• **Exercise goal**: Copy out the entries below in full and exactly.

• **Entries supplied**:

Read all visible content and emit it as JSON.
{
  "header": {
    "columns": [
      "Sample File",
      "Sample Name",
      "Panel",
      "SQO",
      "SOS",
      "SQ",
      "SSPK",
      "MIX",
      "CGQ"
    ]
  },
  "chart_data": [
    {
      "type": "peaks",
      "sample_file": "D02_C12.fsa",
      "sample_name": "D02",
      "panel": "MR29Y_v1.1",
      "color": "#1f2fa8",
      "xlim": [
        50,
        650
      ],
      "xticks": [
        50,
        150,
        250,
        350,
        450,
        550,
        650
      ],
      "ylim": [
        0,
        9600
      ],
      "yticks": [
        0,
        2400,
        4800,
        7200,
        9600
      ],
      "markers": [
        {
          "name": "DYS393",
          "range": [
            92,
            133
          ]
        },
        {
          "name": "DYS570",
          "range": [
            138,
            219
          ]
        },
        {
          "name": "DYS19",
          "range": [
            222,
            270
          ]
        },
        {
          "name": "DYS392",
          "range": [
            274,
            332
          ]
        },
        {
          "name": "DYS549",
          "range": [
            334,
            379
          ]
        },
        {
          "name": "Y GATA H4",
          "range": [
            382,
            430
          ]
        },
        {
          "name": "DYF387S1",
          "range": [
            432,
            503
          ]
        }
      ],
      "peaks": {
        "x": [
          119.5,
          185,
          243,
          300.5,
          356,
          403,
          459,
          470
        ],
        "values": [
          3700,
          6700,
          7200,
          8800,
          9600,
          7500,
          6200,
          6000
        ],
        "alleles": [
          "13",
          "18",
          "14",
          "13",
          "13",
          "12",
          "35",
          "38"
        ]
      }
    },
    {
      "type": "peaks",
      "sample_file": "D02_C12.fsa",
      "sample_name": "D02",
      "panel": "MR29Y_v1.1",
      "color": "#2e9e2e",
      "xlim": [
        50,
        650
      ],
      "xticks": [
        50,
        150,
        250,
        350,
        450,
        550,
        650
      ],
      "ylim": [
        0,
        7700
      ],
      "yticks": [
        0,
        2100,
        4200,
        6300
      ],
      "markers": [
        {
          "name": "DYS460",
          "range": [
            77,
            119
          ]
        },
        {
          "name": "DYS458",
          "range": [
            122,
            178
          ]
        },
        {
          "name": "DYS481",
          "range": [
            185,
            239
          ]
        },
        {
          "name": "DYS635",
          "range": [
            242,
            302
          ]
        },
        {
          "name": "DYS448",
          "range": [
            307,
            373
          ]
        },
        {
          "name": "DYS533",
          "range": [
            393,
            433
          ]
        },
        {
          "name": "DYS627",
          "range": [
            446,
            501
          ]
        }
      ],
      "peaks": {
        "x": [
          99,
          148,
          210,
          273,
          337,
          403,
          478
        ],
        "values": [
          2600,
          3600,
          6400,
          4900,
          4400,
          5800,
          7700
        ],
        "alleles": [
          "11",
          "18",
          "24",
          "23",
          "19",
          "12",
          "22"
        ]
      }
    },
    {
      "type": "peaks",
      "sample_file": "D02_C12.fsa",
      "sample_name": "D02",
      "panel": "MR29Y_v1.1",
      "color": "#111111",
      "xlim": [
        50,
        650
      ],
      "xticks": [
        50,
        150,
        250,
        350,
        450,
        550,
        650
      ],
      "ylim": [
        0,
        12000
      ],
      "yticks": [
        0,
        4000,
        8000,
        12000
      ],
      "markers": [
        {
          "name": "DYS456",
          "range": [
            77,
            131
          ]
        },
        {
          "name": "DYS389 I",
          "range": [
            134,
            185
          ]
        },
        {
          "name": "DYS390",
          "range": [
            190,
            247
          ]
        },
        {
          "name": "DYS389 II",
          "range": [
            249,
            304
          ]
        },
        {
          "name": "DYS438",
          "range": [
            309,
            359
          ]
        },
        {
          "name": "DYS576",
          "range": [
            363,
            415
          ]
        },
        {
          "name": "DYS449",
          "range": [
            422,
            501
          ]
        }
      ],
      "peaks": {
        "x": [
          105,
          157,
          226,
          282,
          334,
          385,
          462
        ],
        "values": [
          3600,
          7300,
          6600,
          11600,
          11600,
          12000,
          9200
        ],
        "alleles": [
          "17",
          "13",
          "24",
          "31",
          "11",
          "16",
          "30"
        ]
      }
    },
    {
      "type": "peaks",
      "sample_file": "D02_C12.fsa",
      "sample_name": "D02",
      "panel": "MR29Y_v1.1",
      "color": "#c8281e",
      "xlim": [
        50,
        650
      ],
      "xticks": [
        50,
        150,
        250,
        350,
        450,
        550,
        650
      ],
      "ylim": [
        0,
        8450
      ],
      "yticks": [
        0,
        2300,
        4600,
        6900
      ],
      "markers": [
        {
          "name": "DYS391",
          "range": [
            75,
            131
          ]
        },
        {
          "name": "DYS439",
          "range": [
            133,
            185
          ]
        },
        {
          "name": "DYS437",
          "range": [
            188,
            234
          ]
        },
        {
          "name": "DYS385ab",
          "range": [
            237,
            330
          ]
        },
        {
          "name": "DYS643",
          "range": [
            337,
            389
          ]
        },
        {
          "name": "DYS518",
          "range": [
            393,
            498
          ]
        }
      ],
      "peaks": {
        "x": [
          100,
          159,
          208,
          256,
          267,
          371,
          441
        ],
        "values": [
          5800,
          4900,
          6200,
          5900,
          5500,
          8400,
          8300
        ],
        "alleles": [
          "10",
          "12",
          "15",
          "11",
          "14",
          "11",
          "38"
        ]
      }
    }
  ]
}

• **Answer to this task**:
Read all visible content and emit it as JSON.
{
  "header": {
    "columns": [
      "Sample File",
      "Sample Name",
      "Panel",
      "SQO",
      "SOS",
      "SQ",
      "SSPK",
      "MIX",
      "CGQ"
    ]
  },
  "chart_data": [
    {
      "type": "peaks",
      "sample_file": "D02_C12.fsa",
      "sample_name": "D02",
      "panel": "MR29Y_v1.1",
      "color": "#1f2fa8",
      "xlim": [
        50,
        650
      ],
      "xticks": [
        50,
        150,
        250,
        350,
        450,
        550,
        650
      ],
      "ylim": [
        0,
        9600
      ],
      "yticks": [
        0,
        2400,
        4800,
        7200,
        9600
      ],
      "markers": [
        {
          "name": "DYS393",
          "range": [
            92,
            133
          ]
        },
        {
          "name": "DYS570",
          "range": [
            138,
            219
          ]
        },
        {
          "name": "DYS19",
          "range": [
            222,
            270
          ]
        },
        {
          "name": "DYS392",
          "range": [
            274,
            332
          ]
        },
        {
          "name": "DYS549",
          "range": [
            334,
            379
          ]
        },
        {
          "name": "Y GATA H4",
          "range": [
            382,
            430
          ]
        },
        {
          "name": "DYF387S1",
          "range": [
            432,
            503
          ]
        }
      ],
      "peaks": {
        "x": [
          119.5,
          185,
          243,
          300.5,
          356,
          403,
          459,
          470
        ],
        "values": [
          3700,
          6700,
          7200,
          8800,
          9600,
          7500,
          6200,
          6000
        ],
        "alleles": [
          "13",
          "18",
          "14",
          "13",
          "13",
          "12",
          "35",
          "38"
        ]
      }
    },
    {
      "type": "peaks",
      "sample_file": "D02_C12.fsa",
      "sample_name": "D02",
      "panel": "MR29Y_v1.1",
      "color": "#2e9e2e",
      "xlim": [
        50,
        650
      ],
      "xticks": [
        50,
        150,
        250,
        350,
        450,
        550,
        650
      ],
      "ylim": [
        0,
        7700
      ],
      "yticks": [
        0,
        2100,
        4200,
        6300
      ],
      "markers": [
        {
          "name": "DYS460",
          "range": [
            77,
            119
          ]
        },
        {
          "name": "DYS458",
          "range": [
            122,
            178
          ]
        },
        {
          "name": "DYS481",
          "range": [
            185,
            239
          ]
        },
        {
          "name": "DYS635",
          "range": [
            242,
            302
          ]
        },
        {
          "name": "DYS448",
          "range": [
            307,
            373
          ]
        },
        {
          "name": "DYS533",
          "range": [
            393,
            433
          ]
        },
        {
          "name": "DYS627",
          "range": [
            446,
            501
          ]
        }
      ],
      "peaks": {
        "x": [
          99,
          148,
          210,
          273,
          337,
          403,
          478
        ],
        "values": [
          2600,
          3600,
          6400,
          4900,
          4400,
          5800,
          7700
        ],
        "alleles": [
          "11",
          "18",
          "24",
          "23",
          "19",
          "12",
          "22"
        ]
      }
    },
    {
      "type": "peaks",
      "sample_file": "D02_C12.fsa",
      "sample_name": "D02",
      "panel": "MR29Y_v1.1",
      "color": "#111111",
      "xlim": [
        50,
        650
      ],
      "xticks": [
        50,
        150,
        250,
        350,
        450,
        550,
        650
      ],
      "ylim": [
        0,
        12000
      ],
      "yticks": [
        0,
        4000,
        8000,
        12000
      ],
      "markers": [
        {
          "name": "DYS456",
          "range": [
            77,
            131
          ]
        },
        {
          "name": "DYS389 I",
          "range": [
            134,
            185
          ]
        },
        {
          "name": "DYS390",
          "range": [
            190,
            247
          ]
        },
        {
          "name": "DYS389 II",
          "range": [
            249,
            304
          ]
        },
        {
          "name": "DYS438",
          "range": [
            309,
            359
          ]
        },
        {
          "name": "DYS576",
          "range": [
            363,
            415
          ]
        },
        {
          "name": "DYS449",
          "range": [
            422,
            501
          ]
        }
      ],
      "peaks": {
        "x": [
          105,
          157,
          226,
          282,
          334,
          385,
          462
        ],
        "values": [
          3600,
          7300,
          6600,
          11600,
          11600,
          12000,
          9200
        ],
        "alleles": [
          "17",
          "13",
          "24",
          "31",
          "11",
          "16",
          "30"
        ]
      }
    },
    {
      "type": "peaks",
      "sample_file": "D02_C12.fsa",
      "sample_name": "D02",
      "panel": "MR29Y_v1.1",
      "color": "#c8281e",
      "xlim": [
        50,
        650
      ],
      "xticks": [
        50,
        150,
        250,
        350,
        450,
        550,
        650
      ],
      "ylim": [
        0,
        8450
      ],
      "yticks": [
        0,
        2300,
        4600,
        6900
      ],
      "markers": [
        {
          "name": "DYS391",
          "range": [
            75,
            131
          ]
        },
        {
          "name": "DYS439",
          "range": [
            133,
            185
          ]
        },
        {
          "name": "DYS437",
          "range": [
            188,
            234
          ]
        },
        {
          "name": "DYS385ab",
          "range": [
            237,
            330
          ]
        },
        {
          "name": "DYS643",
          "range": [
            337,
            389
          ]
        },
        {
          "name": "DYS518",
          "range": [
            393,
            498
          ]
        }
      ],
      "peaks": {
        "x": [
          100,
          159,
          208,
          256,
          267,
          371,
          441
        ],
        "values": [
          5800,
          4900,
          6200,
          5900,
          5500,
          8400,
          8300
        ],
        "alleles": [
          "10",
          "12",
          "15",
          "11",
          "14",
          "11",
          "38"
        ]
      }
    }
  ]
}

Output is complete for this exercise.